§ What you have to do
Copy every line that contains the string "questions" from the entries below.

§ Data lines

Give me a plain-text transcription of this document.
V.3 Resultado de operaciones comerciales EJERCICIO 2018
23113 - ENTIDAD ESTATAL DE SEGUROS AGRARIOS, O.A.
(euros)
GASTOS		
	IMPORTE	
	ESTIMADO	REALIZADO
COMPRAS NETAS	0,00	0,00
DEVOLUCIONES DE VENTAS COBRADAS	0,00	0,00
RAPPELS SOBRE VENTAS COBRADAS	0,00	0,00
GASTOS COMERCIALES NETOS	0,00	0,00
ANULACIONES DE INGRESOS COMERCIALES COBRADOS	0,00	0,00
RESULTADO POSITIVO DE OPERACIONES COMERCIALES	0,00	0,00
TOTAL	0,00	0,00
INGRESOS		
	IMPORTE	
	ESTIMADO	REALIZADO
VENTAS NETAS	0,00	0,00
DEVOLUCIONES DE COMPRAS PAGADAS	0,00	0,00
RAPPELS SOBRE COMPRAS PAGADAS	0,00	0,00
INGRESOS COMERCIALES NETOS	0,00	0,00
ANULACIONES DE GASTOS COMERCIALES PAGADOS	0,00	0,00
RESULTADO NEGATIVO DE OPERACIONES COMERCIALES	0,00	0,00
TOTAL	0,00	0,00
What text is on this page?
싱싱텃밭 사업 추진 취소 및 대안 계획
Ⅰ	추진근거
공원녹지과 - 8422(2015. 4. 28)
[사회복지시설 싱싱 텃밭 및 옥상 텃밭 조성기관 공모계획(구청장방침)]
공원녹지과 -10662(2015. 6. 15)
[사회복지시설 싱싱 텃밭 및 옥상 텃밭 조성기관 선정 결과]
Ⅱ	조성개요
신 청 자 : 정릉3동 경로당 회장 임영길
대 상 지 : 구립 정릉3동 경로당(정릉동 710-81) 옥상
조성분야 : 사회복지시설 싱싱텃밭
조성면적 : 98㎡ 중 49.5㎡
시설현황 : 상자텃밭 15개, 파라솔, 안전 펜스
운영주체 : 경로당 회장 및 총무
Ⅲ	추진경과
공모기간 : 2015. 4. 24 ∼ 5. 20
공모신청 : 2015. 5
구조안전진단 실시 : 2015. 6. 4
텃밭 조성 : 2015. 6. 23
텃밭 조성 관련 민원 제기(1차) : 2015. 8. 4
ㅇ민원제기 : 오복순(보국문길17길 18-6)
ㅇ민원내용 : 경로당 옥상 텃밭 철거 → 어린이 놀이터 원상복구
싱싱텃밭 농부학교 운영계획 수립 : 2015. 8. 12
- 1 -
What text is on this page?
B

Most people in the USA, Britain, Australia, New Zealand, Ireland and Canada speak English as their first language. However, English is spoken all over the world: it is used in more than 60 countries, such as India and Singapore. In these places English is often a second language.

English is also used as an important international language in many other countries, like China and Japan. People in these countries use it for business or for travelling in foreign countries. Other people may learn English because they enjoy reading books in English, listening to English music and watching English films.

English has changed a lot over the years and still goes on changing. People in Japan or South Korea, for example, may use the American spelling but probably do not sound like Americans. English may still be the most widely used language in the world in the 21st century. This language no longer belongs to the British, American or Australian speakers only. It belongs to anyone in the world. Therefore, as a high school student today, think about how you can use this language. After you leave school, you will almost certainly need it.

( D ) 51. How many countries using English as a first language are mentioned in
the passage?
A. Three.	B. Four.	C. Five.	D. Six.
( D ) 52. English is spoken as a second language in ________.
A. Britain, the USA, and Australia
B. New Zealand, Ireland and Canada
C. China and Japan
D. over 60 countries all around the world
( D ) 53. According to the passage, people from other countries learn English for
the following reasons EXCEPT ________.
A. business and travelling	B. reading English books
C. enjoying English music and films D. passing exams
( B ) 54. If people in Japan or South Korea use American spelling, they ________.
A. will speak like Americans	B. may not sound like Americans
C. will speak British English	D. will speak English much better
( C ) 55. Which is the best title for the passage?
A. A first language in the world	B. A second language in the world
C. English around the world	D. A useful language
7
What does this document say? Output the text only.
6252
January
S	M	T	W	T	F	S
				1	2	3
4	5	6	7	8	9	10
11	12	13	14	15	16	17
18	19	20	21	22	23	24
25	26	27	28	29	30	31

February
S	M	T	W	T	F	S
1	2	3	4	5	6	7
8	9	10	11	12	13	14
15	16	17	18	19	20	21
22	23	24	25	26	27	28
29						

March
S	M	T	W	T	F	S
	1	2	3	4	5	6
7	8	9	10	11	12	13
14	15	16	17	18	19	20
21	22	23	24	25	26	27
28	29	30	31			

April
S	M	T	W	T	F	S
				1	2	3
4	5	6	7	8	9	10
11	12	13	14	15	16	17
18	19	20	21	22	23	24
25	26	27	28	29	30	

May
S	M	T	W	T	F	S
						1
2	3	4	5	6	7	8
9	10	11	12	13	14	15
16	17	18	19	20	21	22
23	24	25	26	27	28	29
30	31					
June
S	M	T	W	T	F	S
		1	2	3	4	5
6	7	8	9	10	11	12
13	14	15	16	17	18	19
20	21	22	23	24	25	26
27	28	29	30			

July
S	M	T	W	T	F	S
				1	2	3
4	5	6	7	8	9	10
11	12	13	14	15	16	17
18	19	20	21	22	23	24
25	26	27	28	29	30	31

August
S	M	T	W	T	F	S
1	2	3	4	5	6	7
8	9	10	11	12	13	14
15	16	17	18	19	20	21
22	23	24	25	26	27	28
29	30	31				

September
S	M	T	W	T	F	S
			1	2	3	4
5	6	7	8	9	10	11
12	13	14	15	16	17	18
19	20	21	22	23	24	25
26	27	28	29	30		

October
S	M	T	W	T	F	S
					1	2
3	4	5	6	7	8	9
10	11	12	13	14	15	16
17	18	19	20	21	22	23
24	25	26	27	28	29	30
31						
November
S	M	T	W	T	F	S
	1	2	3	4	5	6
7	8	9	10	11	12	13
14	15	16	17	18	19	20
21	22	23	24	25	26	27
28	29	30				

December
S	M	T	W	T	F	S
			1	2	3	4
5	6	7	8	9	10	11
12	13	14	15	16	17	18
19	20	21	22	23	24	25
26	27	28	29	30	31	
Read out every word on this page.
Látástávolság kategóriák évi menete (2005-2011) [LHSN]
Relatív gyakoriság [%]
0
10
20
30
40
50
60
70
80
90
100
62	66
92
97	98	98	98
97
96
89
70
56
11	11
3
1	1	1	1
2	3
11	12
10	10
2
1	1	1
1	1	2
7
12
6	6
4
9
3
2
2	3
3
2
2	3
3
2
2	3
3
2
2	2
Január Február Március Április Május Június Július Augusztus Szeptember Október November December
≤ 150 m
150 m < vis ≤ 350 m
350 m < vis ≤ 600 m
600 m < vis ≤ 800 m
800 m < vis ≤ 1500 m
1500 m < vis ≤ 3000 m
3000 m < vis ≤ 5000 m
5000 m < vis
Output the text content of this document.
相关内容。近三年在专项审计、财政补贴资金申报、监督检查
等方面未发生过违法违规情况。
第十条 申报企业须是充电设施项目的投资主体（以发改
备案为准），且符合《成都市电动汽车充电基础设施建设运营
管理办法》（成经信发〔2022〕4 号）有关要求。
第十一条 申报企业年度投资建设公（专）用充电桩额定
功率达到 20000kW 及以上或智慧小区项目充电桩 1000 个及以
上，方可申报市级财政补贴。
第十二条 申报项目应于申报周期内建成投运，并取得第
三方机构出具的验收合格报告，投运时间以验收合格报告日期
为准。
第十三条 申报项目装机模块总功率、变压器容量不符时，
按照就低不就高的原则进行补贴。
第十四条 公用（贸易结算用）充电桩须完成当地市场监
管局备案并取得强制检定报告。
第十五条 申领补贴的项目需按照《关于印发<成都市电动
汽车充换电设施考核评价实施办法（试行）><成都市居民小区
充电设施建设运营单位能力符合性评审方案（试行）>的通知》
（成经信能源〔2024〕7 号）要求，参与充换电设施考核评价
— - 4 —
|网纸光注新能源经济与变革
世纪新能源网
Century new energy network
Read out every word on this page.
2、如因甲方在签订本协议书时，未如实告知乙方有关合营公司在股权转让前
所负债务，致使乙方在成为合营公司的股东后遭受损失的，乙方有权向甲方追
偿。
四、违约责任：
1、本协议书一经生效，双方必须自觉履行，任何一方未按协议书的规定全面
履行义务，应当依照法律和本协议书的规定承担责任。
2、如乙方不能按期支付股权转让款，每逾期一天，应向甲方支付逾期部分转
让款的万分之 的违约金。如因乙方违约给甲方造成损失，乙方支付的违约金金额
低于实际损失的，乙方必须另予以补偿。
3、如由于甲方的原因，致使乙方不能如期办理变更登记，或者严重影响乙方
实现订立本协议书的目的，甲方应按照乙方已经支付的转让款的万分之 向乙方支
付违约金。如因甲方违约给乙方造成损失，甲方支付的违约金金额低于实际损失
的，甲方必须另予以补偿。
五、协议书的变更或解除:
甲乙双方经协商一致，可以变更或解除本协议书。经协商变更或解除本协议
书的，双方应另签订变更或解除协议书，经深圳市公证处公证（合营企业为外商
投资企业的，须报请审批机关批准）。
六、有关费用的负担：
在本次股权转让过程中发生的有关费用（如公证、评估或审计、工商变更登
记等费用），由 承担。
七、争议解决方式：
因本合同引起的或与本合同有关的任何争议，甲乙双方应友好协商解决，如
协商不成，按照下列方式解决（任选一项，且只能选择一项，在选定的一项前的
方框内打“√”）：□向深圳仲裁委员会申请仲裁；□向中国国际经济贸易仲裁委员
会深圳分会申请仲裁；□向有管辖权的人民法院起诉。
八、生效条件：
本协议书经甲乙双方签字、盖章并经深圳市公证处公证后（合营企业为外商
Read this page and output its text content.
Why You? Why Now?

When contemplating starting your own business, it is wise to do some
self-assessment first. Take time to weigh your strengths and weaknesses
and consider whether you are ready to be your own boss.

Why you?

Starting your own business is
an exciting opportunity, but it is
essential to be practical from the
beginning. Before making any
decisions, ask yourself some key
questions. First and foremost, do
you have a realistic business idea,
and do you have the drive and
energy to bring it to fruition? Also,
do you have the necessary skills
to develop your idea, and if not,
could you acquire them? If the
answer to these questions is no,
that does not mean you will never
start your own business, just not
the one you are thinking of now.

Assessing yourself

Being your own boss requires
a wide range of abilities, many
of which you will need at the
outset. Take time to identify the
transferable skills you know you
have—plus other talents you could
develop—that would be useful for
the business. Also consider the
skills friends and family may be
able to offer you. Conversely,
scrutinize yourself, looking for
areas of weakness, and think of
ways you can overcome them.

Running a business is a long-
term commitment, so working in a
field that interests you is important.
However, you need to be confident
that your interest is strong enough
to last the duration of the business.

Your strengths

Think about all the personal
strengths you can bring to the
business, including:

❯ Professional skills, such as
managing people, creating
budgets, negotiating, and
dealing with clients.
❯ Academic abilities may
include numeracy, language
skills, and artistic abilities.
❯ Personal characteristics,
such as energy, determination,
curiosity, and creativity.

§ Solution below
questions. First and foremost, do
answer to these questions is no,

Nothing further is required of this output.